• What you will do:
Copy every line of the data in which the word "сельское" occurs.

(Extracted records)
——

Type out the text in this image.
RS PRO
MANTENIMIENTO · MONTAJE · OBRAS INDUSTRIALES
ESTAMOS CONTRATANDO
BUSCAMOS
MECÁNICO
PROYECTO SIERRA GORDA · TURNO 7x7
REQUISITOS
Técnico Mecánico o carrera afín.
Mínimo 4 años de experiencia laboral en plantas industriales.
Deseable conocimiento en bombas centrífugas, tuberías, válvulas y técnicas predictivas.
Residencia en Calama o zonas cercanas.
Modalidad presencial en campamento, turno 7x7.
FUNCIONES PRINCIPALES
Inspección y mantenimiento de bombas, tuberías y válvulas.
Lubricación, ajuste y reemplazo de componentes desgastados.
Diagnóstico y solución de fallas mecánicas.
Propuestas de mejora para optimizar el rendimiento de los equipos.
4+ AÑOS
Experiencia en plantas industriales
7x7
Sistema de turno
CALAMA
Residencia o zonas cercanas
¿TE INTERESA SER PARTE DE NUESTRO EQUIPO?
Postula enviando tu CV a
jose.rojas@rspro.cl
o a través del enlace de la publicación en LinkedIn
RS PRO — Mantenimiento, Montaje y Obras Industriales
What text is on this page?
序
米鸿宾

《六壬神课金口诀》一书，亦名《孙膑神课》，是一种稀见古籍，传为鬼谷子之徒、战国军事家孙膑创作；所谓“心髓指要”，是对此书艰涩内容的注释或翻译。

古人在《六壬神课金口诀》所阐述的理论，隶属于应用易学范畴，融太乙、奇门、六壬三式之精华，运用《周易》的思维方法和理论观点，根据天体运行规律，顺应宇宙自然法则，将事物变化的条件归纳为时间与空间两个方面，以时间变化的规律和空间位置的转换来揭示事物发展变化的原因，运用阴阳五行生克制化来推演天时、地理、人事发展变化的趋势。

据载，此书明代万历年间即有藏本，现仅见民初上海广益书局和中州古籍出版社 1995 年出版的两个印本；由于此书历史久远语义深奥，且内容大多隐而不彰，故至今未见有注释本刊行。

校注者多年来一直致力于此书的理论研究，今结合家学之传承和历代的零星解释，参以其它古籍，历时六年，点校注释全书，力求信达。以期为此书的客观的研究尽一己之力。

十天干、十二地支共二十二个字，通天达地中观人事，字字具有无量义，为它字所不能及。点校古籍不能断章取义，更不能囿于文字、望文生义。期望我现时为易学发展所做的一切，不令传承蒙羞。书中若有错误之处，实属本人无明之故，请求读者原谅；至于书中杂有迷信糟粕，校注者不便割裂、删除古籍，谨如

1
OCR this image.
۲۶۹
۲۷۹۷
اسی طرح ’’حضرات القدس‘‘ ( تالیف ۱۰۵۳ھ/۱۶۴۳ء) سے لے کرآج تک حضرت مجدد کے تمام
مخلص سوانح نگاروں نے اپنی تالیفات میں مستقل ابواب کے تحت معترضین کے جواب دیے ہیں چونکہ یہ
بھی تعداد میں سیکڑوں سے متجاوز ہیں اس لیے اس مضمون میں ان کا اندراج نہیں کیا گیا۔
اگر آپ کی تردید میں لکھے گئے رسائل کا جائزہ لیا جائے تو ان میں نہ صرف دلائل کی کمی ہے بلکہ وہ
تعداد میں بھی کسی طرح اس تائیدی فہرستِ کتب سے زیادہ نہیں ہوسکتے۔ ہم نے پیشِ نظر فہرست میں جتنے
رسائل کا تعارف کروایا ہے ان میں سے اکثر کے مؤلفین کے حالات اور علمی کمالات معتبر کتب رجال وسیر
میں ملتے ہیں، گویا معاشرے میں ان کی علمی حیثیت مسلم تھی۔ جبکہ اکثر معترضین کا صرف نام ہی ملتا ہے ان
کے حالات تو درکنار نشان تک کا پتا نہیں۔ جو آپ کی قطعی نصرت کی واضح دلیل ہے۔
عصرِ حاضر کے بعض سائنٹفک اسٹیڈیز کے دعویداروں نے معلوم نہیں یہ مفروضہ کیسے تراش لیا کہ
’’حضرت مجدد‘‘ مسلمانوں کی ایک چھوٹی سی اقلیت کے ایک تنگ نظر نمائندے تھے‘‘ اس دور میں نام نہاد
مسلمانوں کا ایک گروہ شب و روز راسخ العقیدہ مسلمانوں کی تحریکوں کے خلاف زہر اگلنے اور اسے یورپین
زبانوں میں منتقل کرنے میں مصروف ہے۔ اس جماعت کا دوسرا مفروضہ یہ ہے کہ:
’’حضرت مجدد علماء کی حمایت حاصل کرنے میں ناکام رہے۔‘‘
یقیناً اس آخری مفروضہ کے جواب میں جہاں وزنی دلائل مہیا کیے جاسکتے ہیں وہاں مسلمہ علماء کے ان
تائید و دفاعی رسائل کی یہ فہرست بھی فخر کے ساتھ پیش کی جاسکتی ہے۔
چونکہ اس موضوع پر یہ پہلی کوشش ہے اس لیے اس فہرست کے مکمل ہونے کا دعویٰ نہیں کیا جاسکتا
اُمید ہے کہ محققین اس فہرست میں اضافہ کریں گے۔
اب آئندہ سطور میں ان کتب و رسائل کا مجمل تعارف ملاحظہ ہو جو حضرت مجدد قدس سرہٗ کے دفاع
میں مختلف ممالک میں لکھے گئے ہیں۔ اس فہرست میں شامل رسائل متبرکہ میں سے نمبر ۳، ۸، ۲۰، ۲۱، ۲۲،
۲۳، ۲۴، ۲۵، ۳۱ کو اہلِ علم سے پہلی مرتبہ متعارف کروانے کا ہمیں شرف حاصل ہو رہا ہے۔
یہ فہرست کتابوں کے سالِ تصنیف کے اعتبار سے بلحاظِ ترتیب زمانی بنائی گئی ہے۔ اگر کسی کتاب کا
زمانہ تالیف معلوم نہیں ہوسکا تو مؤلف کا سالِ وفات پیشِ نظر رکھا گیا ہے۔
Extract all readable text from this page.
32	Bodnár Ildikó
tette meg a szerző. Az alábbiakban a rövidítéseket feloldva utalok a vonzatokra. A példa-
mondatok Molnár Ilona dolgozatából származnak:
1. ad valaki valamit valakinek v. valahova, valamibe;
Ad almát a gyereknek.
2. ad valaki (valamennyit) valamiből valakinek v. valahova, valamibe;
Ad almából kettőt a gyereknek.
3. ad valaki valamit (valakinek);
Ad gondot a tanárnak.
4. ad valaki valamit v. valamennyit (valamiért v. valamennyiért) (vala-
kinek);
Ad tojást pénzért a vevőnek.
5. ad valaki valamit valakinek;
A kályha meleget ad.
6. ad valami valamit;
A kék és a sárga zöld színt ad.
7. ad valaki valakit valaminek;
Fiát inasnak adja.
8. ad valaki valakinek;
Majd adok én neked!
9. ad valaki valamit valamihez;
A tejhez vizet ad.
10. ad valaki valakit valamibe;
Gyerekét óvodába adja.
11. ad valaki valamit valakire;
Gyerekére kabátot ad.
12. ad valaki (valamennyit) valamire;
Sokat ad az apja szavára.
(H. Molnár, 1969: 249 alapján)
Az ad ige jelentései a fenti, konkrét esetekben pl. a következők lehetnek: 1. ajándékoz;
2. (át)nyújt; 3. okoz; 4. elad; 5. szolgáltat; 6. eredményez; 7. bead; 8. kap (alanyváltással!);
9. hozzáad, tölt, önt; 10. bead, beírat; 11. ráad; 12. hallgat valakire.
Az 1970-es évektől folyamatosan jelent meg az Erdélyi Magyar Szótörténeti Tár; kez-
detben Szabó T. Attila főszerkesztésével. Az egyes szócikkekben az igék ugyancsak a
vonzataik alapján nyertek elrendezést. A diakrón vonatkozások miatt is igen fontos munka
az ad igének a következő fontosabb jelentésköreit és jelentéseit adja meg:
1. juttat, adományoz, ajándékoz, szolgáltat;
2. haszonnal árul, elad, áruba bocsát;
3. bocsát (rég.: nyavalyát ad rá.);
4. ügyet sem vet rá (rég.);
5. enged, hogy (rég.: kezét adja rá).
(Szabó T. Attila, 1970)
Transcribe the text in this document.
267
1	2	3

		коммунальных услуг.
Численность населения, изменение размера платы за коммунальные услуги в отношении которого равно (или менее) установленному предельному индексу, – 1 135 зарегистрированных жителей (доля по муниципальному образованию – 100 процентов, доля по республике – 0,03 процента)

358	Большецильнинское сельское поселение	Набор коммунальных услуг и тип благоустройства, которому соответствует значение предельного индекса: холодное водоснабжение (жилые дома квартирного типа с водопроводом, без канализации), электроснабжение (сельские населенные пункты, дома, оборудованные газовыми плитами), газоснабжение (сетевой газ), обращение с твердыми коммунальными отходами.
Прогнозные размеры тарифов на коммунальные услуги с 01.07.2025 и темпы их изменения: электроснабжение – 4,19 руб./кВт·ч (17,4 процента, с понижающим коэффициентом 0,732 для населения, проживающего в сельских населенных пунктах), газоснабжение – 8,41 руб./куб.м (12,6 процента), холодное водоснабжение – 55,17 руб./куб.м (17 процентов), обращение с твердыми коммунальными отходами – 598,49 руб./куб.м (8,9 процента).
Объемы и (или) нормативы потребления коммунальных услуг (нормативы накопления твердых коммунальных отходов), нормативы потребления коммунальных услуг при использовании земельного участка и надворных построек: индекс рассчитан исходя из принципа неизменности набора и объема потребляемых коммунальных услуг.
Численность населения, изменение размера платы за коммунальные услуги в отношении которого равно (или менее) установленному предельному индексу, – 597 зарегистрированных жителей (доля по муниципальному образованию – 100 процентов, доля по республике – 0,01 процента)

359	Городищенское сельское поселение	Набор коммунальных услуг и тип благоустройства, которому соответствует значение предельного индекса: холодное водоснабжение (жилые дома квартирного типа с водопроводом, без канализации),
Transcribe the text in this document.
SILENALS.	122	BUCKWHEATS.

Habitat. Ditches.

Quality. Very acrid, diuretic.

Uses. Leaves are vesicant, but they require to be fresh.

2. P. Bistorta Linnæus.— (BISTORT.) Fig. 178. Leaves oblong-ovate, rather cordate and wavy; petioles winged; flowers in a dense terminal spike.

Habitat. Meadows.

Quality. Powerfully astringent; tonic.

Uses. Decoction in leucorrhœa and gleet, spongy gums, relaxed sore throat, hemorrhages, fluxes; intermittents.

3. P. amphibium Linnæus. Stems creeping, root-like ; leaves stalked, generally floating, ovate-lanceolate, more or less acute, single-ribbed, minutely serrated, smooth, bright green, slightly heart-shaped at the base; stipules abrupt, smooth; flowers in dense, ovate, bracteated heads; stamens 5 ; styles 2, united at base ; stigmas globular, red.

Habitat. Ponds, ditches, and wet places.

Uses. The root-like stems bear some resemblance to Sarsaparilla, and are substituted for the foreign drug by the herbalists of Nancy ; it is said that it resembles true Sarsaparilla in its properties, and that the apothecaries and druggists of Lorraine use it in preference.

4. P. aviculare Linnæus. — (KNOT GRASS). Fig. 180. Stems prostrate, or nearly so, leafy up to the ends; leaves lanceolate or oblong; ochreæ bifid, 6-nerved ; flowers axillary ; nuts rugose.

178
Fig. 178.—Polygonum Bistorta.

——

• Solution to this problem:
358	Большецильнинское сельское поселение	Набор коммунальных услуг и тип благоустройства, которому соответствует значение предельного индекса: холодное водоснабжение (жилые дома квартирного типа с водопроводом, без канализации), электроснабжение (сельские населенные пункты, дома, оборудованные газовыми плитами), газоснабжение (сетевой газ), обращение с твердыми коммунальными отходами.
359	Городищенское сельское поселение	Набор коммунальных услуг и тип благоустройства, которому соответствует значение предельного индекса: холодное водоснабжение (жилые дома квартирного типа с водопроводом, без канализации),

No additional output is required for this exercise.